Exercise requirements: Repeat each line exactly, leaving nothing out.

[Extracted data entries]
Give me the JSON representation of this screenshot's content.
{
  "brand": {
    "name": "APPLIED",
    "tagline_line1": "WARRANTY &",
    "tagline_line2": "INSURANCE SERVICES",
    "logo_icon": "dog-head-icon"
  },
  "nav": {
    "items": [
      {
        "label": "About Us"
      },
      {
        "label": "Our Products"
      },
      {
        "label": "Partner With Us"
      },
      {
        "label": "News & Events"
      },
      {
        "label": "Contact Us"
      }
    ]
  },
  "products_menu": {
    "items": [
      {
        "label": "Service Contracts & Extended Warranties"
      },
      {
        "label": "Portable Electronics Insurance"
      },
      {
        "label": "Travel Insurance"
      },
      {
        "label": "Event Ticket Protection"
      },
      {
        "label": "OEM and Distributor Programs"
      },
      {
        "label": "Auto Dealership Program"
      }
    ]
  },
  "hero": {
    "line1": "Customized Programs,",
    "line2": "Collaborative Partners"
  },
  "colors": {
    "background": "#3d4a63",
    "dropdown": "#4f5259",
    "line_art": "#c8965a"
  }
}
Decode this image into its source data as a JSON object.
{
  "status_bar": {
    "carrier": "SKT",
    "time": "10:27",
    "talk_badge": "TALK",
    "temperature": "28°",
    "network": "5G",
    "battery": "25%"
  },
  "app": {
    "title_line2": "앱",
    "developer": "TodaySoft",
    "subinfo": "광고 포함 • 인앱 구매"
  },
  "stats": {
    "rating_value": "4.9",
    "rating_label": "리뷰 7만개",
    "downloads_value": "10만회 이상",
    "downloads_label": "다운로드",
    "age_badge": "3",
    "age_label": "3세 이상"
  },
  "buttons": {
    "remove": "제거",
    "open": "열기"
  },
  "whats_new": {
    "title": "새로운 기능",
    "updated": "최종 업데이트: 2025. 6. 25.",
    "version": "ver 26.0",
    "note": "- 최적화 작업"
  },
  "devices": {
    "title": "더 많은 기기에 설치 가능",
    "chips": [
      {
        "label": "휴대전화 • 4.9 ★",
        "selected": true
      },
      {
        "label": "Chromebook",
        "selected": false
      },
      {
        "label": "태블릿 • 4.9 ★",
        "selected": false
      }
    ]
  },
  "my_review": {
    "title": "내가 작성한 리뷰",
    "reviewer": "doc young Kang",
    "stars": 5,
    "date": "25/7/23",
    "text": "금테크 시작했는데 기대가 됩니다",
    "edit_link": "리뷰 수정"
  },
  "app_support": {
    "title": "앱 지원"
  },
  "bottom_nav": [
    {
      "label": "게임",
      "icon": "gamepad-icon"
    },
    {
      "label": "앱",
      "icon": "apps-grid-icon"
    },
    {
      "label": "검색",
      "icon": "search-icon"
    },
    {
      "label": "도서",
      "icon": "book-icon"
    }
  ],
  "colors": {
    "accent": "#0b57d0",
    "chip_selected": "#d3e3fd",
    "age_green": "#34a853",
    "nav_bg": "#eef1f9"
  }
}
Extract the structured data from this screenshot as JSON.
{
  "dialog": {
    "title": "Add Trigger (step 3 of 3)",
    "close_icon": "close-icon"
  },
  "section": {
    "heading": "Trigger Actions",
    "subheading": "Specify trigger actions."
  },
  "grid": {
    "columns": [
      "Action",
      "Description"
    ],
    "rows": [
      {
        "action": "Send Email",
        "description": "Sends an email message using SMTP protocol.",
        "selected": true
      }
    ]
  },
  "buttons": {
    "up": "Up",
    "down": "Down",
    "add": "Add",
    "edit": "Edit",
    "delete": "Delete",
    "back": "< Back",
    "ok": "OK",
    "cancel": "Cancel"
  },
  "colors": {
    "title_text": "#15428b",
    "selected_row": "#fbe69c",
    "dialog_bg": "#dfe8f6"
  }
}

Output of the exercise:
Give me the JSON representation of this screenshot's content.
{
  "brand": {
    "name": "APPLIED",
    "tagline_line1": "WARRANTY &",
    "tagline_line2": "INSURANCE SERVICES",
    "logo_icon": "dog-head-icon"
  },
  "nav": {
    "items": [
      {
        "label": "About Us"
      },
      {
        "label": "Our Products"
      },
      {
        "label": "Partner With Us"
      },
      {
        "label": "News & Events"
      },
      {
        "label": "Contact Us"
      }
    ]
  },
  "products_menu": {
    "items": [
      {
        "label": "Service Contracts & Extended Warranties"
      },
      {
        "label": "Portable Electronics Insurance"
      },
      {
        "label": "Travel Insurance"
      },
      {
        "label": "Event Ticket Protection"
      },
      {
        "label": "OEM and Distributor Programs"
      },
      {
        "label": "Auto Dealership Program"
      }
    ]
  },
  "hero": {
    "line1": "Customized Programs,",
    "line2": "Collaborative Partners"
  },
  "colors": {
    "background": "#3d4a63",
    "dropdown": "#4f5259",
    "line_art": "#c8965a"
  }
}
Decode this image into its source data as a JSON object.
{
  "status_bar": {
    "carrier": "SKT",
    "time": "10:27",
    "talk_badge": "TALK",
    "temperature": "28°",
    "network": "5G",
    "battery": "25%"
  },
  "app": {
    "title_line2": "앱",
    "developer": "TodaySoft",
    "subinfo": "광고 포함 • 인앱 구매"
  },
  "stats": {
    "rating_value": "4.9",
    "rating_label": "리뷰 7만개",
    "downloads_value": "10만회 이상",
    "downloads_label": "다운로드",
    "age_badge": "3",
    "age_label": "3세 이상"
  },
  "buttons": {
    "remove": "제거",
    "open": "열기"
  },
  "whats_new": {
    "title": "새로운 기능",
    "updated": "최종 업데이트: 2025. 6. 25.",
    "version": "ver 26.0",
    "note": "- 최적화 작업"
  },
  "devices": {
    "title": "더 많은 기기에 설치 가능",
    "chips": [
      {
        "label": "휴대전화 • 4.9 ★",
        "selected": true
      },
      {
        "label": "Chromebook",
        "selected": false
      },
      {
        "label": "태블릿 • 4.9 ★",
        "selected": false
      }
    ]
  },
  "my_review": {
    "title": "내가 작성한 리뷰",
    "reviewer": "doc young Kang",
    "stars": 5,
    "date": "25/7/23",
    "text": "금테크 시작했는데 기대가 됩니다",
    "edit_link": "리뷰 수정"
  },
  "app_support": {
    "title": "앱 지원"
  },
  "bottom_nav": [
    {
      "label": "게임",
      "icon": "gamepad-icon"
    },
    {
      "label": "앱",
      "icon": "apps-grid-icon"
    },
    {
      "label": "검색",
      "icon": "search-icon"
    },
    {
      "label": "도서",
      "icon": "book-icon"
    }
  ],
  "colors": {
    "accent": "#0b57d0",
    "chip_selected": "#d3e3fd",
    "age_green": "#34a853",
    "nav_bg": "#eef1f9"
  }
}
Extract the structured data from this screenshot as JSON.
{
  "dialog": {
    "title": "Add Trigger (step 3 of 3)",
    "close_icon": "close-icon"
  },
  "section": {
    "heading": "Trigger Actions",
    "subheading": "Specify trigger actions."
  },
  "grid": {
    "columns": [
      "Action",
      "Description"
    ],
    "rows": [
      {
        "action": "Send Email",
        "description": "Sends an email message using SMTP protocol.",
        "selected": true
      }
    ]
  },
  "buttons": {
    "up": "Up",
    "down": "Down",
    "add": "Add",
    "edit": "Edit",
    "delete": "Delete",
    "back": "< Back",
    "ok": "OK",
    "cancel": "Cancel"
  },
  "colors": {
    "title_text": "#15428b",
    "selected_row": "#fbe69c",
    "dialog_bg": "#dfe8f6"
  }
}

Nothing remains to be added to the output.